» **What you have to do**: Gather the lines below that include the string "target", copying each in full.
-- START Data entries --
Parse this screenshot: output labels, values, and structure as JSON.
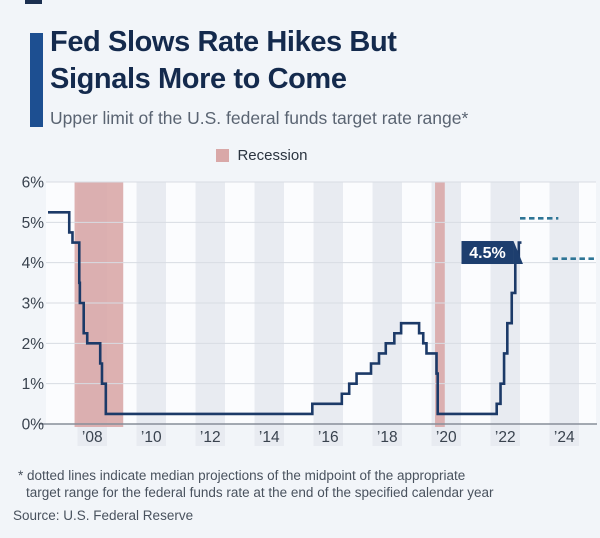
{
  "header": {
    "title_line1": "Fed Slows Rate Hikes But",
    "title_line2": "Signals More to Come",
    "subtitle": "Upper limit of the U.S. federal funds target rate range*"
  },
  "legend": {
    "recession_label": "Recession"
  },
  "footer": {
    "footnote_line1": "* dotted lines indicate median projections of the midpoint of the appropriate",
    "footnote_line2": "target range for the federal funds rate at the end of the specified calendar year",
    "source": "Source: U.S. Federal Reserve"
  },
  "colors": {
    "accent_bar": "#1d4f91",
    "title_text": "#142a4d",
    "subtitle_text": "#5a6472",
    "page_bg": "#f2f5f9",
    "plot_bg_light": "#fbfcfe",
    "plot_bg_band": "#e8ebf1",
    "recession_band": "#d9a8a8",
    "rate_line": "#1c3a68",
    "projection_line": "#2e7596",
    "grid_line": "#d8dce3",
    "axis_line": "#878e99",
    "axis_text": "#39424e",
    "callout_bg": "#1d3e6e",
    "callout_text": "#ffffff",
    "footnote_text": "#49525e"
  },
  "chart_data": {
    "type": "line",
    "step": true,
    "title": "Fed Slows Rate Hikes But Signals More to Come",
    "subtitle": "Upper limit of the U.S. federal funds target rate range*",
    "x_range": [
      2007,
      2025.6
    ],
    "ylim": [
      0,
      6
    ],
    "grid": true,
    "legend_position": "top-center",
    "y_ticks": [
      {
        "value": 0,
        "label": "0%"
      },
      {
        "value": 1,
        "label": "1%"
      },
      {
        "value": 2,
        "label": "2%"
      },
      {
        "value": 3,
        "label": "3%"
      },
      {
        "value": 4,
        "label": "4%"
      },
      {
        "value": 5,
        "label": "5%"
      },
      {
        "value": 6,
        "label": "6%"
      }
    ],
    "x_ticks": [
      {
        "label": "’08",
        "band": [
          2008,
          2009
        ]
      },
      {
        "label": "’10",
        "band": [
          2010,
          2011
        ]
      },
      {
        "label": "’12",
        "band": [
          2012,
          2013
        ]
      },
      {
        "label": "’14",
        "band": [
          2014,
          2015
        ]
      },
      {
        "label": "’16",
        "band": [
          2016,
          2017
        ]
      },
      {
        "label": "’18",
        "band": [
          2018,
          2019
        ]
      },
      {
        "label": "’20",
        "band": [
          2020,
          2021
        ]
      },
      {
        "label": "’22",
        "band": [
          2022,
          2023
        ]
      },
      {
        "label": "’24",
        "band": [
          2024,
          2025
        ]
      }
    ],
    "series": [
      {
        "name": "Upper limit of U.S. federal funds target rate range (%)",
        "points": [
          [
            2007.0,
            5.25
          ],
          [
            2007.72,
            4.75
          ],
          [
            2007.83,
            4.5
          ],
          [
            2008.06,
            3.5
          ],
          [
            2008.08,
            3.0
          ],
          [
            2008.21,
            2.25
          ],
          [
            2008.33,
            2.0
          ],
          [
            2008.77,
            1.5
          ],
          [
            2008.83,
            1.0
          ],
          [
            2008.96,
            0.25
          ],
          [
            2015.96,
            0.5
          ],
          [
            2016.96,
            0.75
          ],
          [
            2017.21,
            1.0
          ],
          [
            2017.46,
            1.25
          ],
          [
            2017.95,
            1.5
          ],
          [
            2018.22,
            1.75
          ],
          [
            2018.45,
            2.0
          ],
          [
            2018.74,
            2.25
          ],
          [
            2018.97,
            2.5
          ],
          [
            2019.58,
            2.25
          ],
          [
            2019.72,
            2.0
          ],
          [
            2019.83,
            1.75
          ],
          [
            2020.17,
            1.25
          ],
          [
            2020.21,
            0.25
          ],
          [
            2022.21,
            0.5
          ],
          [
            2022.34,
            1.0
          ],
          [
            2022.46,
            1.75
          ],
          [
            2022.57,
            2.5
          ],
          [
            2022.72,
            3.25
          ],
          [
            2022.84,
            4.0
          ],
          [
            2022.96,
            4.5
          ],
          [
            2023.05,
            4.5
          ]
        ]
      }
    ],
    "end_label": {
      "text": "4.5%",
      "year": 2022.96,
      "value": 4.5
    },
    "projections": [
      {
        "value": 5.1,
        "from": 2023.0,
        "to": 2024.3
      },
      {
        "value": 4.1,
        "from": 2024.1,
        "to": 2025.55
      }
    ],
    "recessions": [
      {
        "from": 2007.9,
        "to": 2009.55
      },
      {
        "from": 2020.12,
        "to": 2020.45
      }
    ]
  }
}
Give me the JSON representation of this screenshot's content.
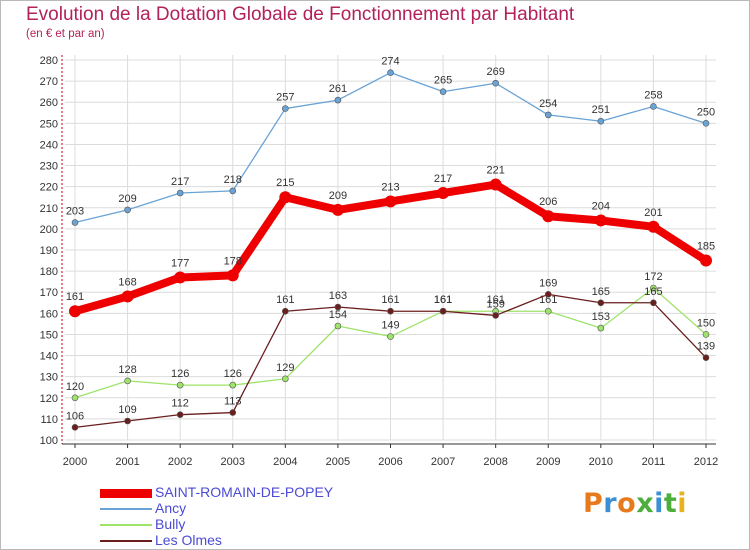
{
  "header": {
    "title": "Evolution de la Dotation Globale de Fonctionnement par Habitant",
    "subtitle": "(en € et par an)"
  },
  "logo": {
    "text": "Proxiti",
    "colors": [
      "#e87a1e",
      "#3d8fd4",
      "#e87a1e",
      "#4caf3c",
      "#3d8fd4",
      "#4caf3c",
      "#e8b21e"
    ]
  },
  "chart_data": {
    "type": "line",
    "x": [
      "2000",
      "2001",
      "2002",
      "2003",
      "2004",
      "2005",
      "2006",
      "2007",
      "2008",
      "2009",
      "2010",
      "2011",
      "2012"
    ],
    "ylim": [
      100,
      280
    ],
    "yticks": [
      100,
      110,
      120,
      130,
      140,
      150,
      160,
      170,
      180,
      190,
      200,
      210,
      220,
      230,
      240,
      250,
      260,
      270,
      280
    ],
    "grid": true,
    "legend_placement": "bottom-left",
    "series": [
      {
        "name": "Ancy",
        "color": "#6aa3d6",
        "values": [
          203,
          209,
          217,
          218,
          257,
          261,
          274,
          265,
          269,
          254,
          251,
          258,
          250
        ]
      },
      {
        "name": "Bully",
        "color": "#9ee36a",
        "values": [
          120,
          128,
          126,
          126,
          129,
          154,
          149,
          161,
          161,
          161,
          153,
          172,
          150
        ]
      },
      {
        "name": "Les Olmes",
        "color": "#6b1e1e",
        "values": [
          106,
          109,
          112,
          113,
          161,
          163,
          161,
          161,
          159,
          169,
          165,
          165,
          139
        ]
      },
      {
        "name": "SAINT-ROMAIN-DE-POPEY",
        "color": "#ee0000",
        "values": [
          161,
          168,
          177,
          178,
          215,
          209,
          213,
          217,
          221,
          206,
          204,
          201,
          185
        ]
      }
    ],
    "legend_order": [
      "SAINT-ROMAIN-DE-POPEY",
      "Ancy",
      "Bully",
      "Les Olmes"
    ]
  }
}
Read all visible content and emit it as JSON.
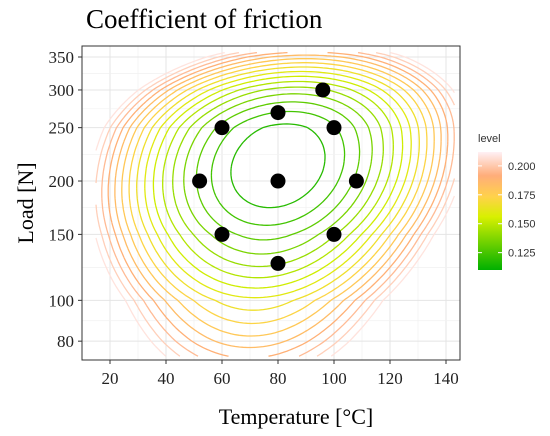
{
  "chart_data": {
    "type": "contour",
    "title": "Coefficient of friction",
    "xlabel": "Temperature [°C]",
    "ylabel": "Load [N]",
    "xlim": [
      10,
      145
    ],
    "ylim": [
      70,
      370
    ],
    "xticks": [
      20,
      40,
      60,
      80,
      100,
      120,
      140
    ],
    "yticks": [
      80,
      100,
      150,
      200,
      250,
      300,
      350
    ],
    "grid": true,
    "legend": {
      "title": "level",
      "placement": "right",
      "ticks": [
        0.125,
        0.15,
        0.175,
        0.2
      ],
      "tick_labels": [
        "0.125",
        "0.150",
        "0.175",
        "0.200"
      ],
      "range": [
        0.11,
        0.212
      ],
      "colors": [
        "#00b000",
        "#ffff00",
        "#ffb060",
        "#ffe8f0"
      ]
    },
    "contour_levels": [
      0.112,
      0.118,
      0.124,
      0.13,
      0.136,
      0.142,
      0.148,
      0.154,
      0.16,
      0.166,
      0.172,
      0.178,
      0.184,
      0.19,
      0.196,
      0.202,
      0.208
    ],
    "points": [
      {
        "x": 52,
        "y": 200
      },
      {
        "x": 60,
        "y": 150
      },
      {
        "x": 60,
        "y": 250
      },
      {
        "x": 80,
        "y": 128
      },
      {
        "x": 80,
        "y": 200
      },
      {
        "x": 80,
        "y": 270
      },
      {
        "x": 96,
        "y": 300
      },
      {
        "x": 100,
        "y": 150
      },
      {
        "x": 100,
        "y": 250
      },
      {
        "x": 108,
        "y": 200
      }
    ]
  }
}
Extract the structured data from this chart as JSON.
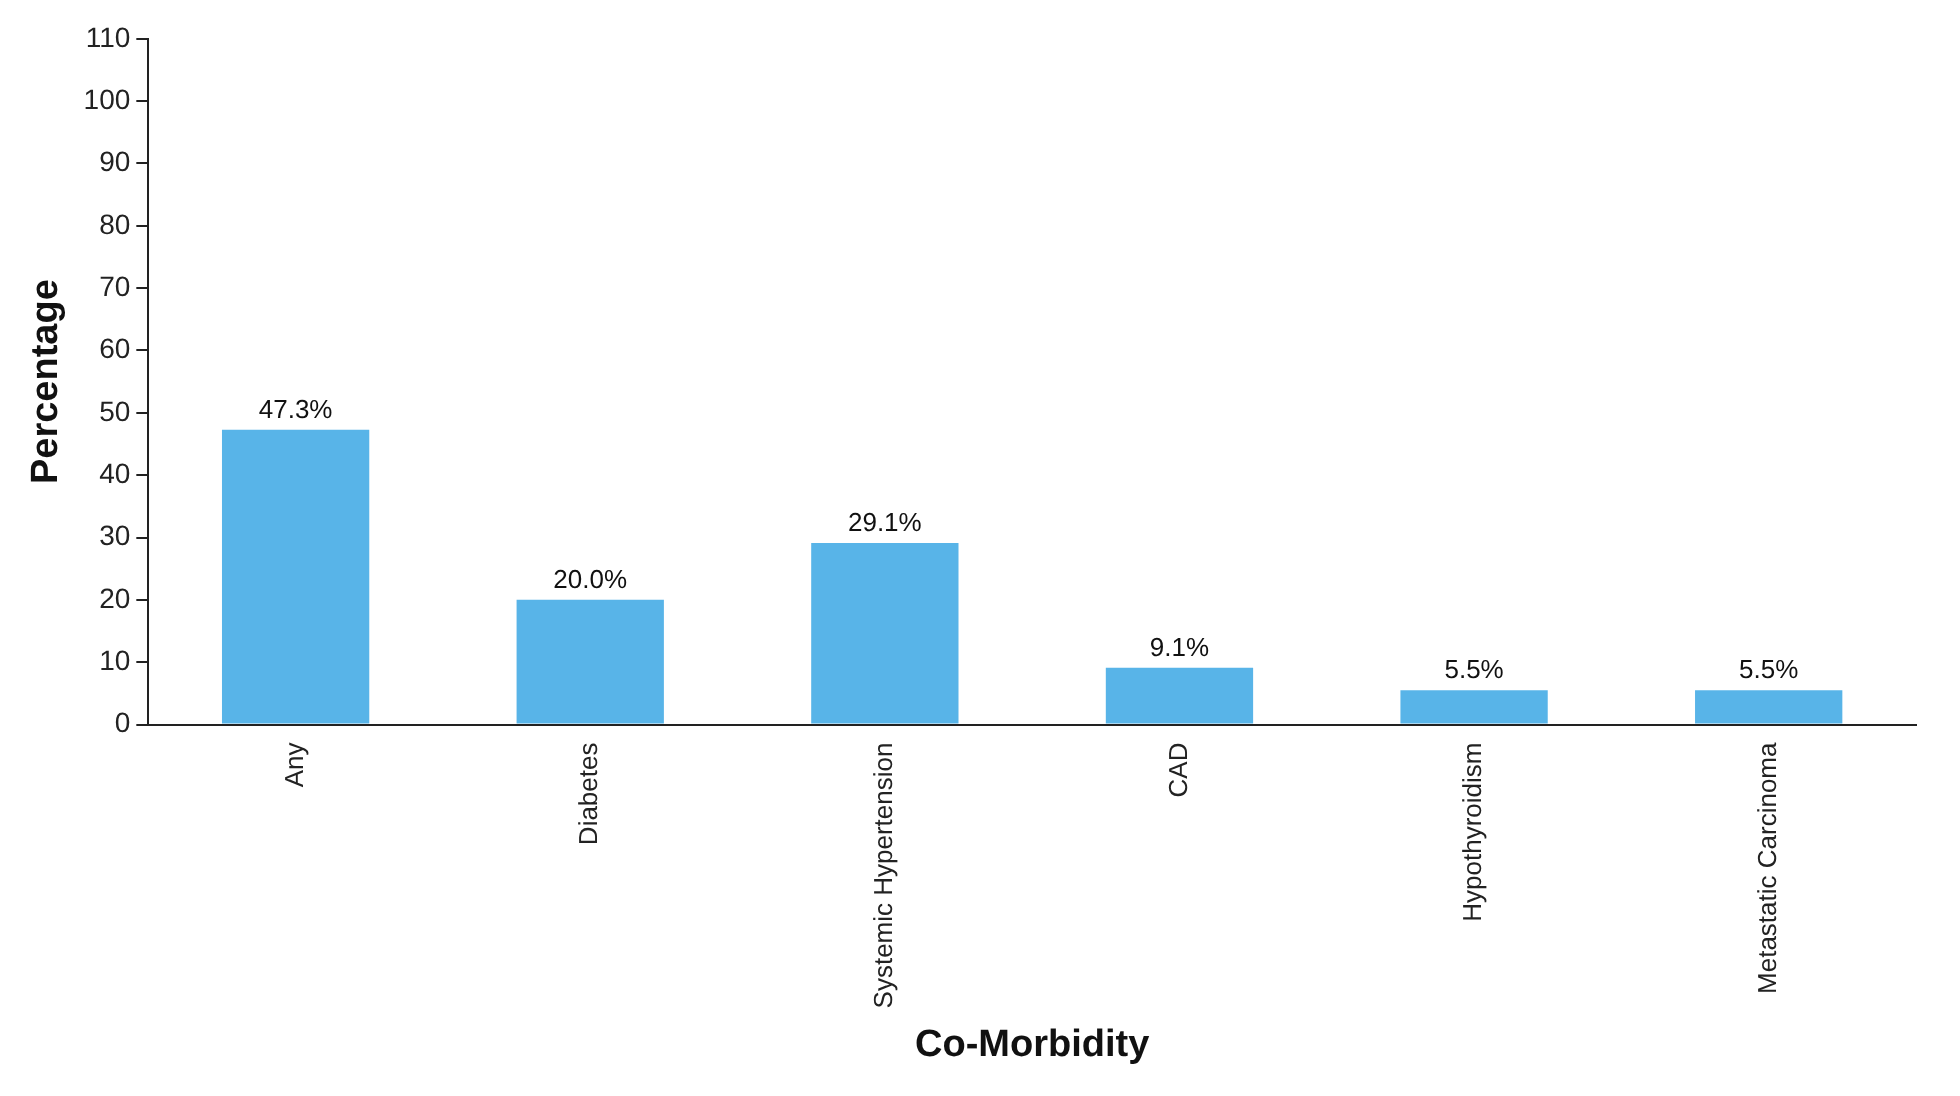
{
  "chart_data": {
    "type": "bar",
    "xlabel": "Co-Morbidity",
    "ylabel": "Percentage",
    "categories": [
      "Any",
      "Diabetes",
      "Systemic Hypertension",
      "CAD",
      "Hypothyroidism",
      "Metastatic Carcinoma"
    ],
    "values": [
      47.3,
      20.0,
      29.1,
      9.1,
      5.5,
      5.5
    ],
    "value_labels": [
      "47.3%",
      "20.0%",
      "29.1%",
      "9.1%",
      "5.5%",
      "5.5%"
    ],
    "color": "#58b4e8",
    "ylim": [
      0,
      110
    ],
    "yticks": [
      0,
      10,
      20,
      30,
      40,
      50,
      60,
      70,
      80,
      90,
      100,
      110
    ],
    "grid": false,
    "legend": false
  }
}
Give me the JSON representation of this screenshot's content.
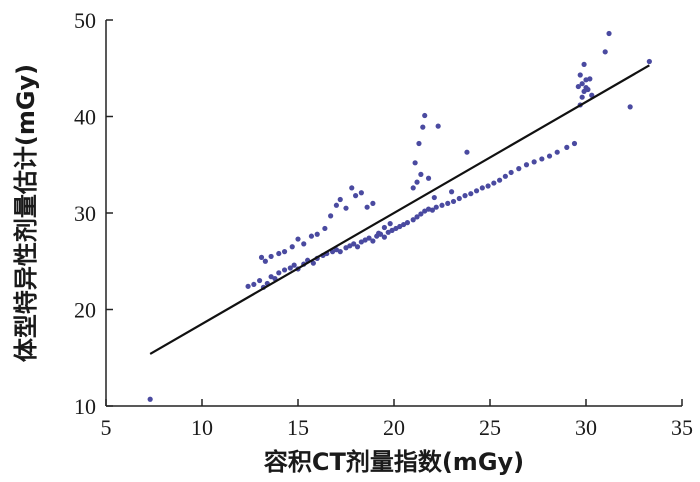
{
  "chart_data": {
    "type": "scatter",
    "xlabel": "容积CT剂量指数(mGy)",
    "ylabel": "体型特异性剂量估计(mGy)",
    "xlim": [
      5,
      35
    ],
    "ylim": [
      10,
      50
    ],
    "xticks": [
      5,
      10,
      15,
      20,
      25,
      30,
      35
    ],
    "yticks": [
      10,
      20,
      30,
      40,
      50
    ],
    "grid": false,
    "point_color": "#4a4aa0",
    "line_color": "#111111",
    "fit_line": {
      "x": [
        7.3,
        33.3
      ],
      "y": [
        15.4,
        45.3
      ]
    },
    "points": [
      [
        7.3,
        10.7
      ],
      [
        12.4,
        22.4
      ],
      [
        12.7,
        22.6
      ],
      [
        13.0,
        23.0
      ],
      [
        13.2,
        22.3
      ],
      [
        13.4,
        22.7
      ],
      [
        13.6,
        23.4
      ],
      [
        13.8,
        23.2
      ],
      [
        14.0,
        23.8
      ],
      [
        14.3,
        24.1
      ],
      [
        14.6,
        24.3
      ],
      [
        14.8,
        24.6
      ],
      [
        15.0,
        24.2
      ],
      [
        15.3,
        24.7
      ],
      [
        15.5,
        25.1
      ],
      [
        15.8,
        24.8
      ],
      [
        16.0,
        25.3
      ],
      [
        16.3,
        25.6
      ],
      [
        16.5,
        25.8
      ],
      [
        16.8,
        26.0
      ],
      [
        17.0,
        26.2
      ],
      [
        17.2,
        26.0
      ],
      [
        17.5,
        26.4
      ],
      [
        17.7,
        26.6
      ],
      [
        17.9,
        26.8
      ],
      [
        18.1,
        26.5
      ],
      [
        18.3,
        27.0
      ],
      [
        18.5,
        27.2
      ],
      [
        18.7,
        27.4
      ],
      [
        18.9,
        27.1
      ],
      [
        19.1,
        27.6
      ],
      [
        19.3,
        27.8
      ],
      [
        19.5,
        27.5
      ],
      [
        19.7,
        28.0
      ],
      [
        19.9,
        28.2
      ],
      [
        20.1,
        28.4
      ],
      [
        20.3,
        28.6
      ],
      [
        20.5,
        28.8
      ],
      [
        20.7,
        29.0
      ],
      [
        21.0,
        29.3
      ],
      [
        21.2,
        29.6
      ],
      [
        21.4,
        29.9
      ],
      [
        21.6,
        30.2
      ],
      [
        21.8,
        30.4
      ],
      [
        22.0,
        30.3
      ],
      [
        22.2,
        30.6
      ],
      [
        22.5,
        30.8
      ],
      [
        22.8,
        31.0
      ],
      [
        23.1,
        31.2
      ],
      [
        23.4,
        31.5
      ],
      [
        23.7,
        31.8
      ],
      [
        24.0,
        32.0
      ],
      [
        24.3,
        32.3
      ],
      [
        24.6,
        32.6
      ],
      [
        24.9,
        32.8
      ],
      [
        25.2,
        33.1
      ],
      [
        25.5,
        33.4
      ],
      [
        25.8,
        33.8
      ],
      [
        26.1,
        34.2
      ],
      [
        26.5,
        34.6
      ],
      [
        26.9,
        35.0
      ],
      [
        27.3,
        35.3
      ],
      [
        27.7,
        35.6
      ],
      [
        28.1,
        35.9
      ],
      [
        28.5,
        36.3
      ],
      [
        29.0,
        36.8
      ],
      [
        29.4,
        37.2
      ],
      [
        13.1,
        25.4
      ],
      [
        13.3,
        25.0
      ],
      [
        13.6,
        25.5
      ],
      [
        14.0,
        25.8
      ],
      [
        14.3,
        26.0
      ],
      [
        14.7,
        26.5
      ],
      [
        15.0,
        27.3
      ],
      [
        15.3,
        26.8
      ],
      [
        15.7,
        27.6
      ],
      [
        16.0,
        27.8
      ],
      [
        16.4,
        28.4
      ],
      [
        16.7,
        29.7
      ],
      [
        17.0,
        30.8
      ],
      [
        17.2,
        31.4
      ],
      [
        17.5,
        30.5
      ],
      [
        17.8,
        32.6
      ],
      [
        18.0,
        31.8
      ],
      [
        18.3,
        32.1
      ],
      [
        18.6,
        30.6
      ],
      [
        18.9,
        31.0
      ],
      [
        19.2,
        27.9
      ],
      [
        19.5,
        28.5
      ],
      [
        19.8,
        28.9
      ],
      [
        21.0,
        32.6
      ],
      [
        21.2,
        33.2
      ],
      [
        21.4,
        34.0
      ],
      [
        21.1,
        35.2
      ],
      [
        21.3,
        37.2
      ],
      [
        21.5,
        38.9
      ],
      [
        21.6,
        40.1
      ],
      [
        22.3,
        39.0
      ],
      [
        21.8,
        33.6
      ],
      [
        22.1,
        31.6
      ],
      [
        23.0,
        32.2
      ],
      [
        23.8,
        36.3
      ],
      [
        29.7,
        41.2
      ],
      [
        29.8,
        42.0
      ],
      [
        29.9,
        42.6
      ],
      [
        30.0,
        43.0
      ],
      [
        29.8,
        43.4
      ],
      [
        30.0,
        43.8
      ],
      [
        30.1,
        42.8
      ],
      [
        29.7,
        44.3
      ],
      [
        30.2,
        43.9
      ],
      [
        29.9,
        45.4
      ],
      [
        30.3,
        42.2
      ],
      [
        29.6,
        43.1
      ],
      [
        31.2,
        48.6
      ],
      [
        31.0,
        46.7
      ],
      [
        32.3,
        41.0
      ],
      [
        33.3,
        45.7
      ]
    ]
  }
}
-- END Data entries --
» **Solution**:
    "subtitle": "Upper limit of the U.S. federal funds target rate range*"
    "footnote_line2": "target range for the federal funds rate at the end of the specified calendar year",
    "subtitle": "Upper limit of the U.S. federal funds target rate range*",
        "name": "Upper limit of U.S. federal funds target rate range (%)",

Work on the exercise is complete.